Go through the material below and copy all lines with "stupnice".

======== SUPPLIED RECORDS

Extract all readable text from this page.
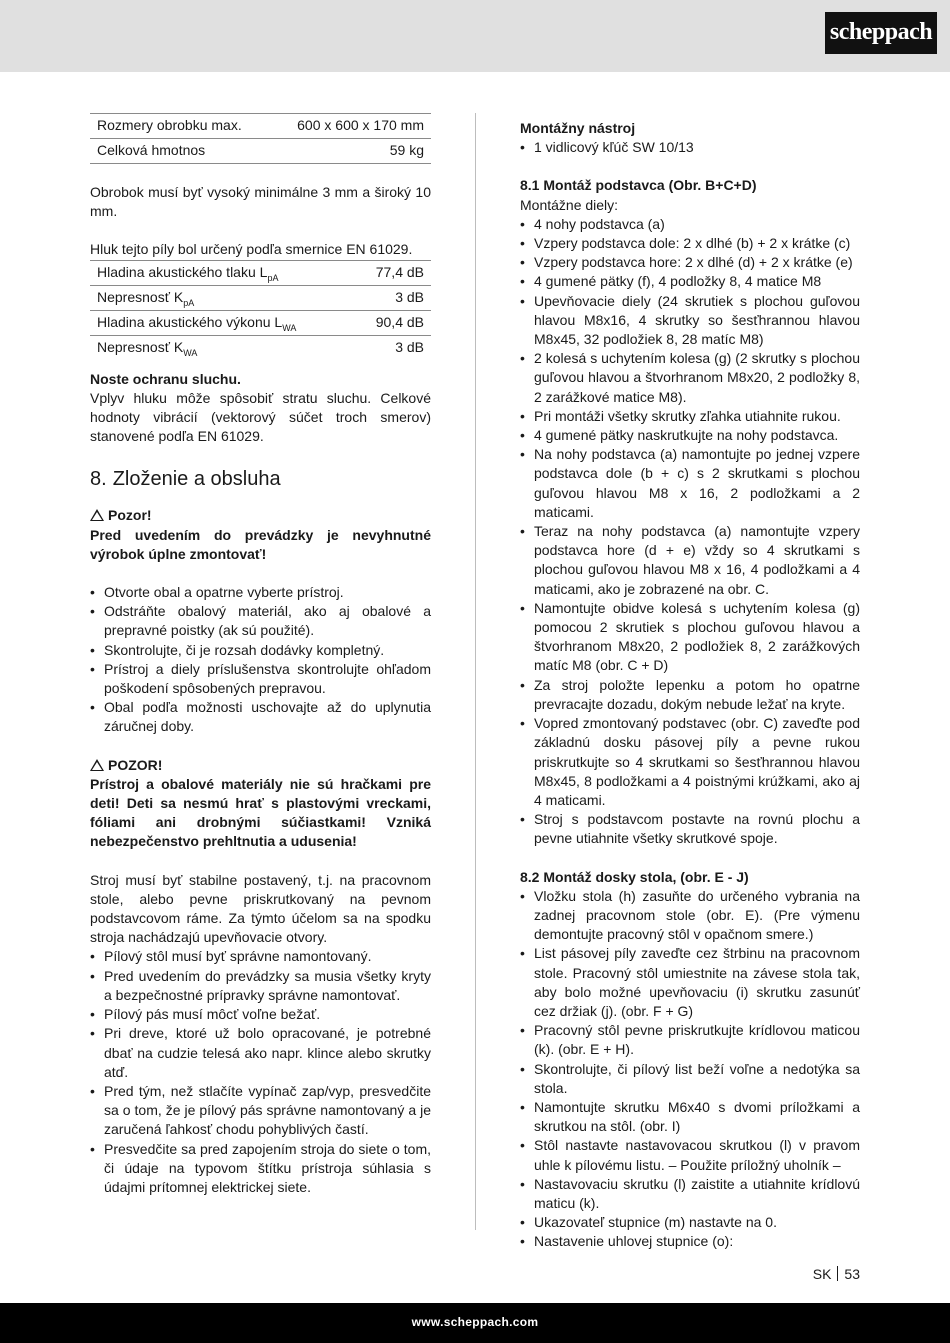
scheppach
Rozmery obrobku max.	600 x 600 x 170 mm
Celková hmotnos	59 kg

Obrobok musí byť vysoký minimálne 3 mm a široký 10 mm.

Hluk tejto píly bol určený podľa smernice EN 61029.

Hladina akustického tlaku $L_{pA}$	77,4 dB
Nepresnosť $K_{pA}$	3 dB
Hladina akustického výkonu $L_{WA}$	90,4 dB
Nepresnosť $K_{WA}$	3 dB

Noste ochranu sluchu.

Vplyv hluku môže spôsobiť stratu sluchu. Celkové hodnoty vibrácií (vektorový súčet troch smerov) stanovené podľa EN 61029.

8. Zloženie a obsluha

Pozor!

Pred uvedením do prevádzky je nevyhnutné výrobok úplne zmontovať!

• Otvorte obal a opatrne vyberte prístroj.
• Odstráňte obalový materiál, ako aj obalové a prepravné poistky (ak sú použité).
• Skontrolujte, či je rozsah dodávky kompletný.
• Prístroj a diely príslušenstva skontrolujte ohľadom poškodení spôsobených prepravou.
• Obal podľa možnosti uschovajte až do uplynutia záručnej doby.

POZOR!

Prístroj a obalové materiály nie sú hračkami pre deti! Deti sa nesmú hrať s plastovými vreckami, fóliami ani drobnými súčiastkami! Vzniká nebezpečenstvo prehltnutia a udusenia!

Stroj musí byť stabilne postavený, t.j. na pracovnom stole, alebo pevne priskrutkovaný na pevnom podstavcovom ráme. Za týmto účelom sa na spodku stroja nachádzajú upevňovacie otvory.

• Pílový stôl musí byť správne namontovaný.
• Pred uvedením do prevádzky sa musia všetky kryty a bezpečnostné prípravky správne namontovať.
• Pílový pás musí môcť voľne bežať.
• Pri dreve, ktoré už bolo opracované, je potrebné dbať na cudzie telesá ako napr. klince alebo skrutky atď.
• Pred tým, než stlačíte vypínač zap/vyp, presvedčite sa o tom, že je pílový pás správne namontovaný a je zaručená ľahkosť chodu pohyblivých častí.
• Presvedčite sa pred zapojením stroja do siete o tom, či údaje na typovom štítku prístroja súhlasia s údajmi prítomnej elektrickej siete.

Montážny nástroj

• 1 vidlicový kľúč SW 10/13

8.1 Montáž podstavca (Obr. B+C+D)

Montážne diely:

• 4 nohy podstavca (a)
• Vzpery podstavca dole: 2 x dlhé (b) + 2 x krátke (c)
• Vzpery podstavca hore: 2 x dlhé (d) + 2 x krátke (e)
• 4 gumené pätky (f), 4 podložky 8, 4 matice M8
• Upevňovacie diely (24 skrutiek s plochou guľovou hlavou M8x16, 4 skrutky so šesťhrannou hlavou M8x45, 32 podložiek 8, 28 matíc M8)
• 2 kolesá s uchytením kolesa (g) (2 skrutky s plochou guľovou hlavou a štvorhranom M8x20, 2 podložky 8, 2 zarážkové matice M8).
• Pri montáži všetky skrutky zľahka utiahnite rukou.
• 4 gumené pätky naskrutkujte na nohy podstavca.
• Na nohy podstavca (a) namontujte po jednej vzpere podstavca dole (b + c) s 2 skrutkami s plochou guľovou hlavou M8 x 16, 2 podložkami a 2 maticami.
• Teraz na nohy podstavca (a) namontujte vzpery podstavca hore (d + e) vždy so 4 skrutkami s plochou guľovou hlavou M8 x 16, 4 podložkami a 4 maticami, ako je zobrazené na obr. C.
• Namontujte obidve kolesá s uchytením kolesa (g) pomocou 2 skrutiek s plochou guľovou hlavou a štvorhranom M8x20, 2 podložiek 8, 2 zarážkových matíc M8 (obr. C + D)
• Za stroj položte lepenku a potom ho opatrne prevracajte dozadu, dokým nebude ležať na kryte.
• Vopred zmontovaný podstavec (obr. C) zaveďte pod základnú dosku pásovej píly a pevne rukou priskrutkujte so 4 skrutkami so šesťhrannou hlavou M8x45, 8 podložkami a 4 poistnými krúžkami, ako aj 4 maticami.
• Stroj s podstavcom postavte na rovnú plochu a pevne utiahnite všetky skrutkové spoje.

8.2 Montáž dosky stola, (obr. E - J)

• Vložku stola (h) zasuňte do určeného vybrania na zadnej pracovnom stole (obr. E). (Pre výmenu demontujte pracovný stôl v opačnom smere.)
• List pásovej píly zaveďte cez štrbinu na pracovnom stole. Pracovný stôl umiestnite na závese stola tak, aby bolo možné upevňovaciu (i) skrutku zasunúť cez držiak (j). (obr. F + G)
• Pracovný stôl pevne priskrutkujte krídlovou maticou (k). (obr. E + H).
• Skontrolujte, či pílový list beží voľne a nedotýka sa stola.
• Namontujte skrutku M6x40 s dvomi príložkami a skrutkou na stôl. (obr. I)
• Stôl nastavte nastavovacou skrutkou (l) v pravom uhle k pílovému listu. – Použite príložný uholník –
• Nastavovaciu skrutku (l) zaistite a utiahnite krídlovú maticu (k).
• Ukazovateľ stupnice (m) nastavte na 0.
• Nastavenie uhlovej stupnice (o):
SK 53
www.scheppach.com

================

=== RESPONSE ===
• Ukazovateľ stupnice (m) nastavte na 0.
• Nastavenie uhlovej stupnice (o):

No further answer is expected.